To do:
Report the count of lines holding "this" in the records, with no other words.

[A run of records]
============
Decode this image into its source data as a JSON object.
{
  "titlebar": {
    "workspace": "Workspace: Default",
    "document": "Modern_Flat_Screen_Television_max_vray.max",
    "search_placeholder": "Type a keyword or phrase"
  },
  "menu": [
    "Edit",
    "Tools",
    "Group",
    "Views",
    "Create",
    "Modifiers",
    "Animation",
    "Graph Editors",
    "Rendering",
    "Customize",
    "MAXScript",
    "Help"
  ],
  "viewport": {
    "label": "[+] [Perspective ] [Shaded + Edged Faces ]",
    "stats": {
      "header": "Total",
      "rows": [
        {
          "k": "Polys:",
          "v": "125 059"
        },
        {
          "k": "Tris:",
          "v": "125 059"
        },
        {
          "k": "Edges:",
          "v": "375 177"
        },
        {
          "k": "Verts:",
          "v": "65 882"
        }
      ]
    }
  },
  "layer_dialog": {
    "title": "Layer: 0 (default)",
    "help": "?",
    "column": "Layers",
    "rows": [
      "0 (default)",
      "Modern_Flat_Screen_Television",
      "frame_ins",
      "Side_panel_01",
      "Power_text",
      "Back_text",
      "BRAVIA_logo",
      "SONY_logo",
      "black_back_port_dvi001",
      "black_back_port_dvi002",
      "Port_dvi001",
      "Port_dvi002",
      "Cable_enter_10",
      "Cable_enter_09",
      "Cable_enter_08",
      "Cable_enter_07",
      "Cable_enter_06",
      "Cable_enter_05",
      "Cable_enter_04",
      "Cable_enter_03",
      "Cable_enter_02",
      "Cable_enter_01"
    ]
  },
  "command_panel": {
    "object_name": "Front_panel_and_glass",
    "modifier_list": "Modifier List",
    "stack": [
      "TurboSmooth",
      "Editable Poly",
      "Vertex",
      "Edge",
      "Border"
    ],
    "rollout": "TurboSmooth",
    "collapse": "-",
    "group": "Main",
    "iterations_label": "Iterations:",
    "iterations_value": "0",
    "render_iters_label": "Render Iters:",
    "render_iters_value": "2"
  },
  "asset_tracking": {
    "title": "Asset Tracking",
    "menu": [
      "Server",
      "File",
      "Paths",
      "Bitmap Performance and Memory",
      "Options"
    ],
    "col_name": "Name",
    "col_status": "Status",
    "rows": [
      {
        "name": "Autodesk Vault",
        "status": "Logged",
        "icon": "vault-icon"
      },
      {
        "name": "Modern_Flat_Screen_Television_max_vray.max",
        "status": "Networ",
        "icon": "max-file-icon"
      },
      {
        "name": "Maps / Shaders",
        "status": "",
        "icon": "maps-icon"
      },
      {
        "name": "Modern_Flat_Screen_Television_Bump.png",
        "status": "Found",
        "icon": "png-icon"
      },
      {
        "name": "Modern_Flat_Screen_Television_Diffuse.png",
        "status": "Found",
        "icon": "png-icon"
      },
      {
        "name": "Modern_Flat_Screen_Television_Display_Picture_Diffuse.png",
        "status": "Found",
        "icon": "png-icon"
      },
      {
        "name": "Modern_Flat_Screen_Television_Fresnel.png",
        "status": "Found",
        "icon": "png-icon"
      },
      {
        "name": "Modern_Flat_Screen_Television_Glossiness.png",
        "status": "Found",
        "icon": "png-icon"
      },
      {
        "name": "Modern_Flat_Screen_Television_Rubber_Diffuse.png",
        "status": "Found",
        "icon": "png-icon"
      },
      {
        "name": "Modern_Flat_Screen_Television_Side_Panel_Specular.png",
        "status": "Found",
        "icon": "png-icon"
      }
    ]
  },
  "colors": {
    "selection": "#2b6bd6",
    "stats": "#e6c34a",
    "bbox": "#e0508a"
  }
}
============
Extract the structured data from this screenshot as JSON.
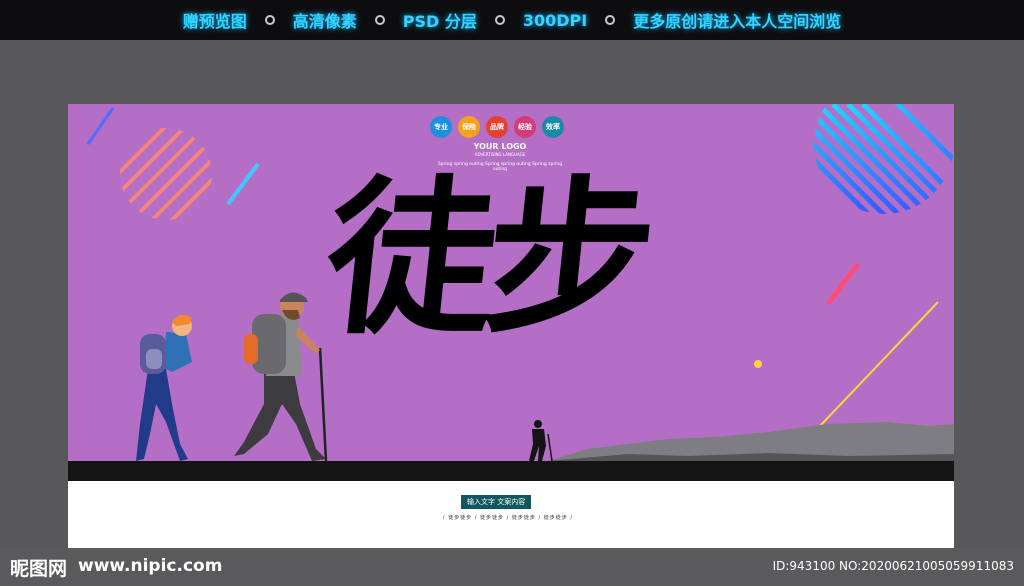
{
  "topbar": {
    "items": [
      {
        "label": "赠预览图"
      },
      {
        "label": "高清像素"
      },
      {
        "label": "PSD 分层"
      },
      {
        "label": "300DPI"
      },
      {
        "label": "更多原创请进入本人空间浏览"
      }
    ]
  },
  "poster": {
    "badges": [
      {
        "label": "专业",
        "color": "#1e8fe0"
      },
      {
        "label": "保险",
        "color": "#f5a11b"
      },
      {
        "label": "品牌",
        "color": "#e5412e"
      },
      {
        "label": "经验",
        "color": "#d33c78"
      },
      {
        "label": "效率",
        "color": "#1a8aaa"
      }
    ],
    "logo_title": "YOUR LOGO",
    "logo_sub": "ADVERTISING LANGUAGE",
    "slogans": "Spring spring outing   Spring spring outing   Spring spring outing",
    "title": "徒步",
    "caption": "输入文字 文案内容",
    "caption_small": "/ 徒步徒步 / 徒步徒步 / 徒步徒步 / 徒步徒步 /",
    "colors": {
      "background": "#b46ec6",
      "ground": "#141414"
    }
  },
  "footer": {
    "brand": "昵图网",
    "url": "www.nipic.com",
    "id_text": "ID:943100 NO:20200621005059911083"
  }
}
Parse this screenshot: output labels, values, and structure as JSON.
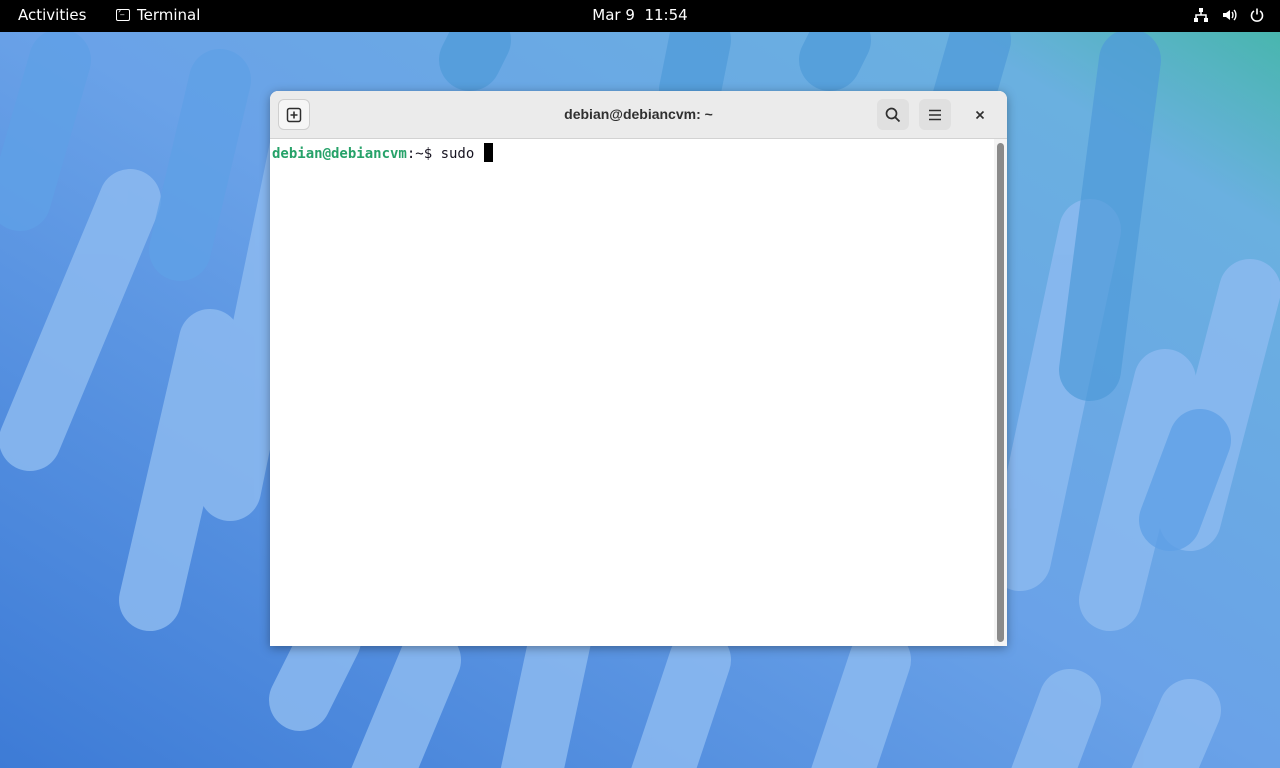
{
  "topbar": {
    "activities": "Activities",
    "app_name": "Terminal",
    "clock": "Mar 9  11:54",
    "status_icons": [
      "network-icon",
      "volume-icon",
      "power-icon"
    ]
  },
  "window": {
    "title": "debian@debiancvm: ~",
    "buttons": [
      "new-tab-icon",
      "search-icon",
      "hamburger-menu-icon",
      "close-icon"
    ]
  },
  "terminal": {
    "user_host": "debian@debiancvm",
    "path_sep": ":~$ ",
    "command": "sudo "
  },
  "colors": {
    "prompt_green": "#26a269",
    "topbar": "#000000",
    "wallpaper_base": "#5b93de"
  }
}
============
Solution to the problem:
3